Work to do: Lift out all lines below that contain "пункт".

+++ Data for this exercise +++

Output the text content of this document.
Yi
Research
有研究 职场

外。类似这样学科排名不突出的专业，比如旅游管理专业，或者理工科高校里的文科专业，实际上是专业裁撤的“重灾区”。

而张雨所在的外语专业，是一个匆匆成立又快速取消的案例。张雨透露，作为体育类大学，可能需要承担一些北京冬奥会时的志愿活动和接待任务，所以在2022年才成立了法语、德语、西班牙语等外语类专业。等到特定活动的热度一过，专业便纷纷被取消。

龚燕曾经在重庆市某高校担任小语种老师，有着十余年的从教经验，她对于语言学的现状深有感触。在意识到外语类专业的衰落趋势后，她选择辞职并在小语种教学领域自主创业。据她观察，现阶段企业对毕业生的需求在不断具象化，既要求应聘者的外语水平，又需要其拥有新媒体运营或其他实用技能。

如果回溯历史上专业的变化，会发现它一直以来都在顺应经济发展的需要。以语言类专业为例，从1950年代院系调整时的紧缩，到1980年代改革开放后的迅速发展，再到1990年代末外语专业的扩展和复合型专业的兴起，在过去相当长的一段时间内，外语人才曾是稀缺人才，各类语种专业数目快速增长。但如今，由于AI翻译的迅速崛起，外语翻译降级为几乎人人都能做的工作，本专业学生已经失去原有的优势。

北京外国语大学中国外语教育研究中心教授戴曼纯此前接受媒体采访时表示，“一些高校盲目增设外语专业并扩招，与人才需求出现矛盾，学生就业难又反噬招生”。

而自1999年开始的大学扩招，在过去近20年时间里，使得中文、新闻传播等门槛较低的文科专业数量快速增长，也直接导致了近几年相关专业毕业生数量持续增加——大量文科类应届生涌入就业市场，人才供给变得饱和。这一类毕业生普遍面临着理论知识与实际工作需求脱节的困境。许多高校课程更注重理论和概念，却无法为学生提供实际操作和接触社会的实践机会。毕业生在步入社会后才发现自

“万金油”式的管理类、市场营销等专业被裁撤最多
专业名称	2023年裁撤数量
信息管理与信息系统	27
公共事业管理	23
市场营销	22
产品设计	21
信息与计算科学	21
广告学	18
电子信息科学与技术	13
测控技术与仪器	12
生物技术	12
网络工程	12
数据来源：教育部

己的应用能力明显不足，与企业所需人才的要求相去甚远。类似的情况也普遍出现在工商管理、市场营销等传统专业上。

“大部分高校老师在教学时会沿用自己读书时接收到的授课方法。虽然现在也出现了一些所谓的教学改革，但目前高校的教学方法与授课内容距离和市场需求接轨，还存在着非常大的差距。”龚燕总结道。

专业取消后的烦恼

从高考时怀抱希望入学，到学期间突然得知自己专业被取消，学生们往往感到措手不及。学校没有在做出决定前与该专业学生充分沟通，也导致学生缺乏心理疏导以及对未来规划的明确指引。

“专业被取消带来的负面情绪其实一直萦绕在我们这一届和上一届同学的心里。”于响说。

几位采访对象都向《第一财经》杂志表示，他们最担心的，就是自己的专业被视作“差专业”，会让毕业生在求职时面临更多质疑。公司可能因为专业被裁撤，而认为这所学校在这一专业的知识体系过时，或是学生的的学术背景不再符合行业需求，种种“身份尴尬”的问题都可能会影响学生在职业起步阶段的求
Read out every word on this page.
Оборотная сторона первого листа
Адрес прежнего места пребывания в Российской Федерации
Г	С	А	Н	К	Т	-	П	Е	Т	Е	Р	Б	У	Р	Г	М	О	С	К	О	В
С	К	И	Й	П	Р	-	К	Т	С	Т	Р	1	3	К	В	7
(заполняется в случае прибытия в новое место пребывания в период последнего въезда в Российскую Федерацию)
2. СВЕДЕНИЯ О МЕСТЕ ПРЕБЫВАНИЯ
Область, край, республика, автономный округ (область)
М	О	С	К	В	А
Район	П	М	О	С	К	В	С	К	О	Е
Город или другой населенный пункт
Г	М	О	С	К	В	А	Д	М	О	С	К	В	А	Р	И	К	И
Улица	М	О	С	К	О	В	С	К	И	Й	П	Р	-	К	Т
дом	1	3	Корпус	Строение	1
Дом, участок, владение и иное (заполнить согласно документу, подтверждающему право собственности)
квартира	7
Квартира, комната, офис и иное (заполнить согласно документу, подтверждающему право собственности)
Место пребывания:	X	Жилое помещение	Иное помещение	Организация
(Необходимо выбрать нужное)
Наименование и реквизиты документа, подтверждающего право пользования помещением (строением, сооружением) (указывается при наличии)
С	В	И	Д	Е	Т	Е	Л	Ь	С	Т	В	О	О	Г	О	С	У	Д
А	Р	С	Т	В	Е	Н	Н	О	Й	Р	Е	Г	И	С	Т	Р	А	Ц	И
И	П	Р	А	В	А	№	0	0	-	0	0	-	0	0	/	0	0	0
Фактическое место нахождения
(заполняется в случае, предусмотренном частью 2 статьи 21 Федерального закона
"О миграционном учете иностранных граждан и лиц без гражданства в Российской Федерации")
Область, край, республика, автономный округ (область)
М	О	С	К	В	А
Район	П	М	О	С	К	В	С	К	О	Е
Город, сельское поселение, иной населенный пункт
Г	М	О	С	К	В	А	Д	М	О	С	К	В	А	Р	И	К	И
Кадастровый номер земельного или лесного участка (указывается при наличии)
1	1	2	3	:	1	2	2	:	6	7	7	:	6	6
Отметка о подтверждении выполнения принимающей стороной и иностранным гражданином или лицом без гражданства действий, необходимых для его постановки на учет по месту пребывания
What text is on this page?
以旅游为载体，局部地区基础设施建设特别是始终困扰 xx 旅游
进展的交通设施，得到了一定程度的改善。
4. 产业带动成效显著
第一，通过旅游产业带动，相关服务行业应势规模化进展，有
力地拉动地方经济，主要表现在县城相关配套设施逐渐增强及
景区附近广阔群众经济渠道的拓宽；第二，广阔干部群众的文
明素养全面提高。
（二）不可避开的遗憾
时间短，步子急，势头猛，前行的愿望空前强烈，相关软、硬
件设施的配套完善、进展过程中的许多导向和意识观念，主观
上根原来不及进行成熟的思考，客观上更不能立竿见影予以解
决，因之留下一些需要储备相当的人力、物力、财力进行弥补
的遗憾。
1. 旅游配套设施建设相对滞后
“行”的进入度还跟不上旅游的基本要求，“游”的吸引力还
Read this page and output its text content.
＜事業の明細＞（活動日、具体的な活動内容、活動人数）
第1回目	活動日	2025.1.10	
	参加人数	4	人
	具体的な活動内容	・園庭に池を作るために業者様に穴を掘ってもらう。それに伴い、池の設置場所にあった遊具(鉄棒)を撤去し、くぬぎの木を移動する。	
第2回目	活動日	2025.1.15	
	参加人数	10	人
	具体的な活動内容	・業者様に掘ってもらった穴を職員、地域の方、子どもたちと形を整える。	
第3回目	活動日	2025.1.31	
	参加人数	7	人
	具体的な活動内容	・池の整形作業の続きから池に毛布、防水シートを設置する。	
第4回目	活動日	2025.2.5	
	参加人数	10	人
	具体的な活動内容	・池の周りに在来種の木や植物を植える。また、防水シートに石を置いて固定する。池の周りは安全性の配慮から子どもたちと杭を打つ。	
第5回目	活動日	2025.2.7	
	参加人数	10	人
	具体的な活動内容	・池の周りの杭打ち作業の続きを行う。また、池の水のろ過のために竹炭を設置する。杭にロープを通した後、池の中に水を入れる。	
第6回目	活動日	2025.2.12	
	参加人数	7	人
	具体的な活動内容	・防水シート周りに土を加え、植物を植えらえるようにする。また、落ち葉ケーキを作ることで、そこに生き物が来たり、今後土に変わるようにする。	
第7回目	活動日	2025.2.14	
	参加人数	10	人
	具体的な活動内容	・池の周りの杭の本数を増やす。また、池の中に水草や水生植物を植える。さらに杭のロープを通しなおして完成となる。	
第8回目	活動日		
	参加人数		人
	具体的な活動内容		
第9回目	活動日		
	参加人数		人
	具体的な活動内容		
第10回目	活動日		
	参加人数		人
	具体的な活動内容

+++

Answer to the exercise:
Город или другой населенный пункт
Город, сельское поселение, иной населенный пункт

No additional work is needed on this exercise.